__What you should do__
Each entry must appear again exactly as it does in the source.

__Record extracts__
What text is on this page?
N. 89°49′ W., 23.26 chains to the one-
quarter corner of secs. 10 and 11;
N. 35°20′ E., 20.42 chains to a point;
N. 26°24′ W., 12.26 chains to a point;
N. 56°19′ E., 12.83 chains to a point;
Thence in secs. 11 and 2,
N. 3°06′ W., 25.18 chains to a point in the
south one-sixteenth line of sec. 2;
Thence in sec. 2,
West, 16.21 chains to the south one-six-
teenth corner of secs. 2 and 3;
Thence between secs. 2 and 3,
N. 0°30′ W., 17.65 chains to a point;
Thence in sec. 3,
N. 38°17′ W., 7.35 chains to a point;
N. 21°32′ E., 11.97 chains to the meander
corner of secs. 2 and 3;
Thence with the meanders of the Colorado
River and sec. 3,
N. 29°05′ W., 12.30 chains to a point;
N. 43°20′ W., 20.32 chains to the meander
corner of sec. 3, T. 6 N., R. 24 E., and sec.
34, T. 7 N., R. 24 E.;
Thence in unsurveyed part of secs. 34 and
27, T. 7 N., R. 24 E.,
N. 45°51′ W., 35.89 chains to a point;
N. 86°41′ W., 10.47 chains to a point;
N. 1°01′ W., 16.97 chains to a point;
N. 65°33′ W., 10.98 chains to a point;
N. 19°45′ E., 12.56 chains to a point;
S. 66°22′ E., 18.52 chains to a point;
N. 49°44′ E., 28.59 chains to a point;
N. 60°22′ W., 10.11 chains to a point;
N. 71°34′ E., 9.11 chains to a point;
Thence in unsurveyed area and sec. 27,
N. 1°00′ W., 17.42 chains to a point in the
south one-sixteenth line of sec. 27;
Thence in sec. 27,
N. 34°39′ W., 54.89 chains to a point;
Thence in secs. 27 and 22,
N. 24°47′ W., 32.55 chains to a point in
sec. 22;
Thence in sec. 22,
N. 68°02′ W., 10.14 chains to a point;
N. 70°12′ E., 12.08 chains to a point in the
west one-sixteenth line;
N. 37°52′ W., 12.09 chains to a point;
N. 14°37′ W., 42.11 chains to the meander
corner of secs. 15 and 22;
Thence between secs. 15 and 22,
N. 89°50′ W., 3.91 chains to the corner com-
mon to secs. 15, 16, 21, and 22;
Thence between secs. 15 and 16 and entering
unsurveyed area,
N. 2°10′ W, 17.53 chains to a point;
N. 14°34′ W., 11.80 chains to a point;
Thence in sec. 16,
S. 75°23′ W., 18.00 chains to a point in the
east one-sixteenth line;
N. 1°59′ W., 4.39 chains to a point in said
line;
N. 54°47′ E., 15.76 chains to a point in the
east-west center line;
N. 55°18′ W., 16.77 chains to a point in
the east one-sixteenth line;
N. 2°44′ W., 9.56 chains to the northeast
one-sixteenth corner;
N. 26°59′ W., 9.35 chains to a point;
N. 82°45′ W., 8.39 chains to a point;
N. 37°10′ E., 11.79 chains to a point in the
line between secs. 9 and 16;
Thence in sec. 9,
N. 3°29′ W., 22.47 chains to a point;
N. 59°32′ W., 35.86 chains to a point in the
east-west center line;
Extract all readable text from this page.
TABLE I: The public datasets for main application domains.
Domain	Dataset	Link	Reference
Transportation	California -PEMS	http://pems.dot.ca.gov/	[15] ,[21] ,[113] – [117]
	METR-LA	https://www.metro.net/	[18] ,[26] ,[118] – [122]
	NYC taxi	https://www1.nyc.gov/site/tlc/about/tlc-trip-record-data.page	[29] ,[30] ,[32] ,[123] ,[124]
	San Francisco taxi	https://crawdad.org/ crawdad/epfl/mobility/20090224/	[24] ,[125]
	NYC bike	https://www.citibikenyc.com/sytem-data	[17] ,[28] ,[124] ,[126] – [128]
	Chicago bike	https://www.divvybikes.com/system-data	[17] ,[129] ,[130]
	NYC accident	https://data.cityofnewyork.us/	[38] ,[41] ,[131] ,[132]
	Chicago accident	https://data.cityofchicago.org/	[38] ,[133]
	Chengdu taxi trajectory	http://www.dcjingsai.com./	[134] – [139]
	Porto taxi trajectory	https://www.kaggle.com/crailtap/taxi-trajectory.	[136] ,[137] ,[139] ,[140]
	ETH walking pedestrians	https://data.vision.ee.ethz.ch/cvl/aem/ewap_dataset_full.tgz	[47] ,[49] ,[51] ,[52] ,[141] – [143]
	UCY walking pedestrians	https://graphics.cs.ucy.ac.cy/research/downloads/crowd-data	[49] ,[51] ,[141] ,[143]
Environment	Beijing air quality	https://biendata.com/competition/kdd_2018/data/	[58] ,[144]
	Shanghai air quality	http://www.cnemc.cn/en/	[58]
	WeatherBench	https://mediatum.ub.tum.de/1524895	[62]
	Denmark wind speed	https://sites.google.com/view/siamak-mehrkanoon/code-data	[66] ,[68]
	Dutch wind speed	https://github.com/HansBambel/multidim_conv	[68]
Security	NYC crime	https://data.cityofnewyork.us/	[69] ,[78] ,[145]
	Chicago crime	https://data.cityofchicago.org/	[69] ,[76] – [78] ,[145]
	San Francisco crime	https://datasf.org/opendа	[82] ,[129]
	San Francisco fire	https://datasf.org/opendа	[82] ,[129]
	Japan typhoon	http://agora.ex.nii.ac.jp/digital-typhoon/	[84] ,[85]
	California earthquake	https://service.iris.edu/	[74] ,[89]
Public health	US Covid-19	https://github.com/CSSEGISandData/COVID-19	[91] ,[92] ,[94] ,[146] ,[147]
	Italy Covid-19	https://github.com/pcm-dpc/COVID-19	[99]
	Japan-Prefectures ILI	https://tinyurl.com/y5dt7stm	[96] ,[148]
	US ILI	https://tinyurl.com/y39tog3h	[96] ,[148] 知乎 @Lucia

__Right answer__
What text is on this page?
N. 89°49′ W., 23.26 chains to the one-
quarter corner of secs. 10 and 11;
N. 35°20′ E., 20.42 chains to a point;
N. 26°24′ W., 12.26 chains to a point;
N. 56°19′ E., 12.83 chains to a point;
Thence in secs. 11 and 2,
N. 3°06′ W., 25.18 chains to a point in the
south one-sixteenth line of sec. 2;
Thence in sec. 2,
West, 16.21 chains to the south one-six-
teenth corner of secs. 2 and 3;
Thence between secs. 2 and 3,
N. 0°30′ W., 17.65 chains to a point;
Thence in sec. 3,
N. 38°17′ W., 7.35 chains to a point;
N. 21°32′ E., 11.97 chains to the meander
corner of secs. 2 and 3;
Thence with the meanders of the Colorado
River and sec. 3,
N. 29°05′ W., 12.30 chains to a point;
N. 43°20′ W., 20.32 chains to the meander
corner of sec. 3, T. 6 N., R. 24 E., and sec.
34, T. 7 N., R. 24 E.;
Thence in unsurveyed part of secs. 34 and
27, T. 7 N., R. 24 E.,
N. 45°51′ W., 35.89 chains to a point;
N. 86°41′ W., 10.47 chains to a point;
N. 1°01′ W., 16.97 chains to a point;
N. 65°33′ W., 10.98 chains to a point;
N. 19°45′ E., 12.56 chains to a point;
S. 66°22′ E., 18.52 chains to a point;
N. 49°44′ E., 28.59 chains to a point;
N. 60°22′ W., 10.11 chains to a point;
N. 71°34′ E., 9.11 chains to a point;
Thence in unsurveyed area and sec. 27,
N. 1°00′ W., 17.42 chains to a point in the
south one-sixteenth line of sec. 27;
Thence in sec. 27,
N. 34°39′ W., 54.89 chains to a point;
Thence in secs. 27 and 22,
N. 24°47′ W., 32.55 chains to a point in
sec. 22;
Thence in sec. 22,
N. 68°02′ W., 10.14 chains to a point;
N. 70°12′ E., 12.08 chains to a point in the
west one-sixteenth line;
N. 37°52′ W., 12.09 chains to a point;
N. 14°37′ W., 42.11 chains to the meander
corner of secs. 15 and 22;
Thence between secs. 15 and 22,
N. 89°50′ W., 3.91 chains to the corner com-
mon to secs. 15, 16, 21, and 22;
Thence between secs. 15 and 16 and entering
unsurveyed area,
N. 2°10′ W, 17.53 chains to a point;
N. 14°34′ W., 11.80 chains to a point;
Thence in sec. 16,
S. 75°23′ W., 18.00 chains to a point in the
east one-sixteenth line;
N. 1°59′ W., 4.39 chains to a point in said
line;
N. 54°47′ E., 15.76 chains to a point in the
east-west center line;
N. 55°18′ W., 16.77 chains to a point in
the east one-sixteenth line;
N. 2°44′ W., 9.56 chains to the northeast
one-sixteenth corner;
N. 26°59′ W., 9.35 chains to a point;
N. 82°45′ W., 8.39 chains to a point;
N. 37°10′ E., 11.79 chains to a point in the
line between secs. 9 and 16;
Thence in sec. 9,
N. 3°29′ W., 22.47 chains to a point;
N. 59°32′ W., 35.86 chains to a point in the
east-west center line;
Extract all readable text from this page.
TABLE I: The public datasets for main application domains.
Domain	Dataset	Link	Reference
Transportation	California -PEMS	http://pems.dot.ca.gov/	[15] ,[21] ,[113] – [117]
	METR-LA	https://www.metro.net/	[18] ,[26] ,[118] – [122]
	NYC taxi	https://www1.nyc.gov/site/tlc/about/tlc-trip-record-data.page	[29] ,[30] ,[32] ,[123] ,[124]
	San Francisco taxi	https://crawdad.org/ crawdad/epfl/mobility/20090224/	[24] ,[125]
	NYC bike	https://www.citibikenyc.com/sytem-data	[17] ,[28] ,[124] ,[126] – [128]
	Chicago bike	https://www.divvybikes.com/system-data	[17] ,[129] ,[130]
	NYC accident	https://data.cityofnewyork.us/	[38] ,[41] ,[131] ,[132]
	Chicago accident	https://data.cityofchicago.org/	[38] ,[133]
	Chengdu taxi trajectory	http://www.dcjingsai.com./	[134] – [139]
	Porto taxi trajectory	https://www.kaggle.com/crailtap/taxi-trajectory.	[136] ,[137] ,[139] ,[140]
	ETH walking pedestrians	https://data.vision.ee.ethz.ch/cvl/aem/ewap_dataset_full.tgz	[47] ,[49] ,[51] ,[52] ,[141] – [143]
	UCY walking pedestrians	https://graphics.cs.ucy.ac.cy/research/downloads/crowd-data	[49] ,[51] ,[141] ,[143]
Environment	Beijing air quality	https://biendata.com/competition/kdd_2018/data/	[58] ,[144]
	Shanghai air quality	http://www.cnemc.cn/en/	[58]
	WeatherBench	https://mediatum.ub.tum.de/1524895	[62]
	Denmark wind speed	https://sites.google.com/view/siamak-mehrkanoon/code-data	[66] ,[68]
	Dutch wind speed	https://github.com/HansBambel/multidim_conv	[68]
Security	NYC crime	https://data.cityofnewyork.us/	[69] ,[78] ,[145]
	Chicago crime	https://data.cityofchicago.org/	[69] ,[76] – [78] ,[145]
	San Francisco crime	https://datasf.org/opendа	[82] ,[129]
	San Francisco fire	https://datasf.org/opendа	[82] ,[129]
	Japan typhoon	http://agora.ex.nii.ac.jp/digital-typhoon/	[84] ,[85]
	California earthquake	https://service.iris.edu/	[74] ,[89]
Public health	US Covid-19	https://github.com/CSSEGISandData/COVID-19	[91] ,[92] ,[94] ,[146] ,[147]
	Italy Covid-19	https://github.com/pcm-dpc/COVID-19	[99]
	Japan-Prefectures ILI	https://tinyurl.com/y5dt7stm	[96] ,[148]
	US ILI	https://tinyurl.com/y39tog3h	[96] ,[148] 知乎 @Lucia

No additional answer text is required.